What you should do => Pick out and copy every line below that has the word "true".

Provided records =>
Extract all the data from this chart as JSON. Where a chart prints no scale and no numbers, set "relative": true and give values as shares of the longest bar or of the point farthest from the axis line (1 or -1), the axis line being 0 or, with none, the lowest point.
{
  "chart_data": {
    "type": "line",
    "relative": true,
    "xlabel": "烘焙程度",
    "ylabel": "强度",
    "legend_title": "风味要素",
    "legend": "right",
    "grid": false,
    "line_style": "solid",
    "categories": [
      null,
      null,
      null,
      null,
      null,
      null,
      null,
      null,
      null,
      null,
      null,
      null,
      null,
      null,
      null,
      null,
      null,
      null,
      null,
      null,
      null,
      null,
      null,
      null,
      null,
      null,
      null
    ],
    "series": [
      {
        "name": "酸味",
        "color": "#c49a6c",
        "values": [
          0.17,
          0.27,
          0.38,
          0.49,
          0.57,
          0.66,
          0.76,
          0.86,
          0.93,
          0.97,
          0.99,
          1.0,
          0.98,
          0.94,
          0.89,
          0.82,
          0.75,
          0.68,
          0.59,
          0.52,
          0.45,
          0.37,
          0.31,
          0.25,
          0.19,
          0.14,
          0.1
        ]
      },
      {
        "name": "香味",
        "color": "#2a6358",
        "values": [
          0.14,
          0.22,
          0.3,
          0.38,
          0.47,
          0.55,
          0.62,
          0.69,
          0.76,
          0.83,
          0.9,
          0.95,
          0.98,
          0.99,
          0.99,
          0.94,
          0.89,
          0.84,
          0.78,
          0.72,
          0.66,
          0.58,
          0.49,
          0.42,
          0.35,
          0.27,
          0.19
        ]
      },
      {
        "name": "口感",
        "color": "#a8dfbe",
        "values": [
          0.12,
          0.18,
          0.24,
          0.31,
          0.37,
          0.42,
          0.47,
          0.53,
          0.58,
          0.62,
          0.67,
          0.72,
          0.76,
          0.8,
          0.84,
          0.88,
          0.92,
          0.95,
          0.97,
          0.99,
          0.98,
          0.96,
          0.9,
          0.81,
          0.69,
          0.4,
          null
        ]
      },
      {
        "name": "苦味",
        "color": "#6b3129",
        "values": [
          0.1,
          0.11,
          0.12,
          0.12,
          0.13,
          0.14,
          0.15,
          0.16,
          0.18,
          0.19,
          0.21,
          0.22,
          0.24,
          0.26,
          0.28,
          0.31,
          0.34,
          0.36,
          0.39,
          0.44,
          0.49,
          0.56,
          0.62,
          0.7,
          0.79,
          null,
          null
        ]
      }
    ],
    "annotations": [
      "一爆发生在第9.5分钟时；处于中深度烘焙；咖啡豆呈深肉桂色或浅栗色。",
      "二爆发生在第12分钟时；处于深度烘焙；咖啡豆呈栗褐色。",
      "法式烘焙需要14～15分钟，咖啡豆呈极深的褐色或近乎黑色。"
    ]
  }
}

Exercise solution =>
Extract all the data from this chart as JSON. Where a chart prints no scale and no numbers, set "relative": true and give values as shares of the longest bar or of the point farthest from the axis line (1 or -1), the axis line being 0 or, with none, the lowest point.
    "relative": true,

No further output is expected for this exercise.